Collect from the data below each line with "JSON".

# START OF Data lines

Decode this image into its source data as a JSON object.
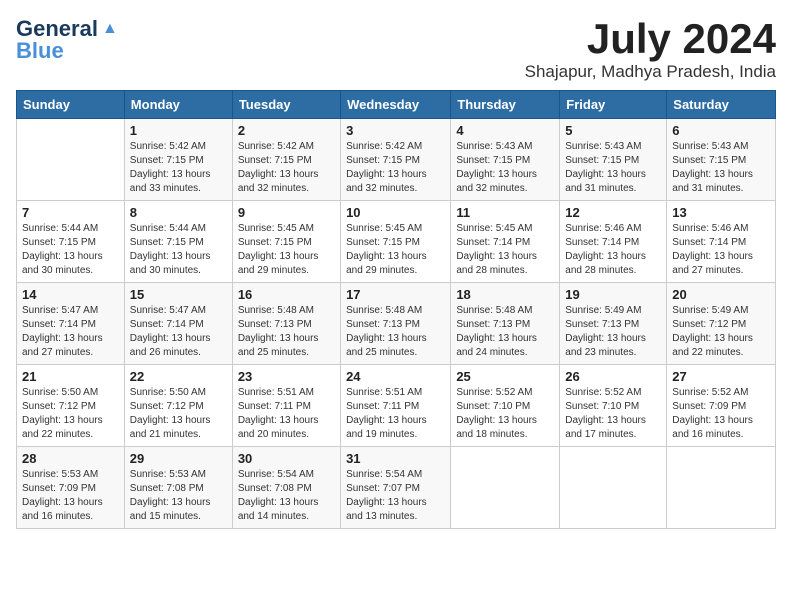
{
  "header": {
    "logo_general": "General",
    "logo_blue": "Blue",
    "month_year": "July 2024",
    "location": "Shajapur, Madhya Pradesh, India"
  },
  "weekdays": [
    "Sunday",
    "Monday",
    "Tuesday",
    "Wednesday",
    "Thursday",
    "Friday",
    "Saturday"
  ],
  "weeks": [
    [
      {
        "day": "",
        "info": ""
      },
      {
        "day": "1",
        "info": "Sunrise: 5:42 AM\nSunset: 7:15 PM\nDaylight: 13 hours\nand 33 minutes."
      },
      {
        "day": "2",
        "info": "Sunrise: 5:42 AM\nSunset: 7:15 PM\nDaylight: 13 hours\nand 32 minutes."
      },
      {
        "day": "3",
        "info": "Sunrise: 5:42 AM\nSunset: 7:15 PM\nDaylight: 13 hours\nand 32 minutes."
      },
      {
        "day": "4",
        "info": "Sunrise: 5:43 AM\nSunset: 7:15 PM\nDaylight: 13 hours\nand 32 minutes."
      },
      {
        "day": "5",
        "info": "Sunrise: 5:43 AM\nSunset: 7:15 PM\nDaylight: 13 hours\nand 31 minutes."
      },
      {
        "day": "6",
        "info": "Sunrise: 5:43 AM\nSunset: 7:15 PM\nDaylight: 13 hours\nand 31 minutes."
      }
    ],
    [
      {
        "day": "7",
        "info": "Sunrise: 5:44 AM\nSunset: 7:15 PM\nDaylight: 13 hours\nand 30 minutes."
      },
      {
        "day": "8",
        "info": "Sunrise: 5:44 AM\nSunset: 7:15 PM\nDaylight: 13 hours\nand 30 minutes."
      },
      {
        "day": "9",
        "info": "Sunrise: 5:45 AM\nSunset: 7:15 PM\nDaylight: 13 hours\nand 29 minutes."
      },
      {
        "day": "10",
        "info": "Sunrise: 5:45 AM\nSunset: 7:15 PM\nDaylight: 13 hours\nand 29 minutes."
      },
      {
        "day": "11",
        "info": "Sunrise: 5:45 AM\nSunset: 7:14 PM\nDaylight: 13 hours\nand 28 minutes."
      },
      {
        "day": "12",
        "info": "Sunrise: 5:46 AM\nSunset: 7:14 PM\nDaylight: 13 hours\nand 28 minutes."
      },
      {
        "day": "13",
        "info": "Sunrise: 5:46 AM\nSunset: 7:14 PM\nDaylight: 13 hours\nand 27 minutes."
      }
    ],
    [
      {
        "day": "14",
        "info": "Sunrise: 5:47 AM\nSunset: 7:14 PM\nDaylight: 13 hours\nand 27 minutes."
      },
      {
        "day": "15",
        "info": "Sunrise: 5:47 AM\nSunset: 7:14 PM\nDaylight: 13 hours\nand 26 minutes."
      },
      {
        "day": "16",
        "info": "Sunrise: 5:48 AM\nSunset: 7:13 PM\nDaylight: 13 hours\nand 25 minutes."
      },
      {
        "day": "17",
        "info": "Sunrise: 5:48 AM\nSunset: 7:13 PM\nDaylight: 13 hours\nand 25 minutes."
      },
      {
        "day": "18",
        "info": "Sunrise: 5:48 AM\nSunset: 7:13 PM\nDaylight: 13 hours\nand 24 minutes."
      },
      {
        "day": "19",
        "info": "Sunrise: 5:49 AM\nSunset: 7:13 PM\nDaylight: 13 hours\nand 23 minutes."
      },
      {
        "day": "20",
        "info": "Sunrise: 5:49 AM\nSunset: 7:12 PM\nDaylight: 13 hours\nand 22 minutes."
      }
    ],
    [
      {
        "day": "21",
        "info": "Sunrise: 5:50 AM\nSunset: 7:12 PM\nDaylight: 13 hours\nand 22 minutes."
      },
      {
        "day": "22",
        "info": "Sunrise: 5:50 AM\nSunset: 7:12 PM\nDaylight: 13 hours\nand 21 minutes."
      },
      {
        "day": "23",
        "info": "Sunrise: 5:51 AM\nSunset: 7:11 PM\nDaylight: 13 hours\nand 20 minutes."
      },
      {
        "day": "24",
        "info": "Sunrise: 5:51 AM\nSunset: 7:11 PM\nDaylight: 13 hours\nand 19 minutes."
      },
      {
        "day": "25",
        "info": "Sunrise: 5:52 AM\nSunset: 7:10 PM\nDaylight: 13 hours\nand 18 minutes."
      },
      {
        "day": "26",
        "info": "Sunrise: 5:52 AM\nSunset: 7:10 PM\nDaylight: 13 hours\nand 17 minutes."
      },
      {
        "day": "27",
        "info": "Sunrise: 5:52 AM\nSunset: 7:09 PM\nDaylight: 13 hours\nand 16 minutes."
      }
    ],
    [
      {
        "day": "28",
        "info": "Sunrise: 5:53 AM\nSunset: 7:09 PM\nDaylight: 13 hours\nand 16 minutes."
      },
      {
        "day": "29",
        "info": "Sunrise: 5:53 AM\nSunset: 7:08 PM\nDaylight: 13 hours\nand 15 minutes."
      },
      {
        "day": "30",
        "info": "Sunrise: 5:54 AM\nSunset: 7:08 PM\nDaylight: 13 hours\nand 14 minutes."
      },
      {
        "day": "31",
        "info": "Sunrise: 5:54 AM\nSunset: 7:07 PM\nDaylight: 13 hours\nand 13 minutes."
      },
      {
        "day": "",
        "info": ""
      },
      {
        "day": "",
        "info": ""
      },
      {
        "day": "",
        "info": ""
      }
    ]
  ]
}
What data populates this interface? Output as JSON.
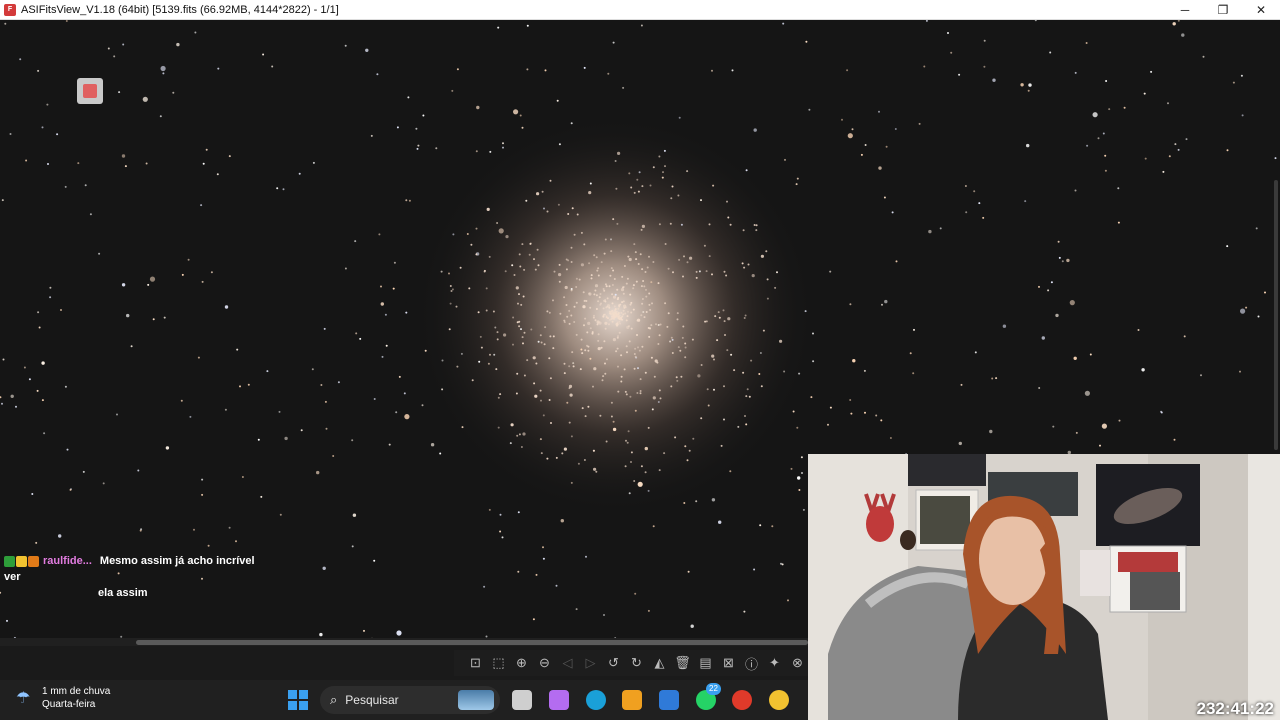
{
  "window": {
    "title": "ASIFitsView_V1.18 (64bit) [5139.fits (66.92MB, 4144*2822) - 1/1]",
    "app_icon": "asifitsview-icon",
    "controls": {
      "minimize": "─",
      "maximize": "❐",
      "close": "✕"
    }
  },
  "chat": {
    "username": "raulfide...",
    "message_line1": "Mesmo assim já acho incrível ver",
    "message_line2": "ela assim",
    "badge_colors": [
      "#2e9e3a",
      "#f2c230",
      "#e07a18"
    ]
  },
  "toolbar": {
    "tools": [
      {
        "name": "fit-icon",
        "glyph": "⊡",
        "enabled": true
      },
      {
        "name": "actual-size-icon",
        "glyph": "⬚",
        "enabled": true
      },
      {
        "name": "zoom-in-icon",
        "glyph": "⊕",
        "enabled": true
      },
      {
        "name": "zoom-out-icon",
        "glyph": "⊖",
        "enabled": true
      },
      {
        "name": "previous-icon",
        "glyph": "◁",
        "enabled": false
      },
      {
        "name": "next-icon",
        "glyph": "▷",
        "enabled": false
      },
      {
        "name": "rotate-left-icon",
        "glyph": "↺",
        "enabled": true
      },
      {
        "name": "rotate-right-icon",
        "glyph": "↻",
        "enabled": true
      },
      {
        "name": "histogram-icon",
        "glyph": "◭",
        "enabled": true
      },
      {
        "name": "delete-icon",
        "glyph": "🗑",
        "enabled": true
      },
      {
        "name": "save-icon",
        "glyph": "▤",
        "enabled": true
      },
      {
        "name": "crop-icon",
        "glyph": "⊠",
        "enabled": true
      },
      {
        "name": "info-icon",
        "glyph": "ⓘ",
        "enabled": true
      },
      {
        "name": "star-detect-icon",
        "glyph": "✦",
        "enabled": true
      },
      {
        "name": "crosshair-icon",
        "glyph": "⊗",
        "enabled": true
      }
    ]
  },
  "taskbar": {
    "weather_line1": "1 mm de chuva",
    "weather_line2": "Quarta-feira",
    "search_placeholder": "Pesquisar",
    "whatsapp_badge": "22",
    "apps": [
      {
        "name": "task-view-icon",
        "color": "#cfcfcf"
      },
      {
        "name": "copilot-icon",
        "color": "#b46cf0"
      },
      {
        "name": "edge-icon",
        "color": "#1aa0d8"
      },
      {
        "name": "store-icon",
        "color": "#f0a020"
      },
      {
        "name": "app-box-icon",
        "color": "#2f7ad8"
      },
      {
        "name": "whatsapp-icon",
        "color": "#25d366"
      },
      {
        "name": "opera-icon",
        "color": "#e03a2a"
      },
      {
        "name": "chrome-icon",
        "color": "#f2c230"
      }
    ]
  },
  "stream": {
    "uptime": "232:41:22"
  },
  "colors": {
    "sky": "#151515",
    "chat_username": "#e27ce0",
    "accent_blue": "#3aa0f0"
  }
}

# END OF Data lines

> **Answer to this task**
Decode this image into its source data as a JSON object.
What data populates this interface? Output as JSON.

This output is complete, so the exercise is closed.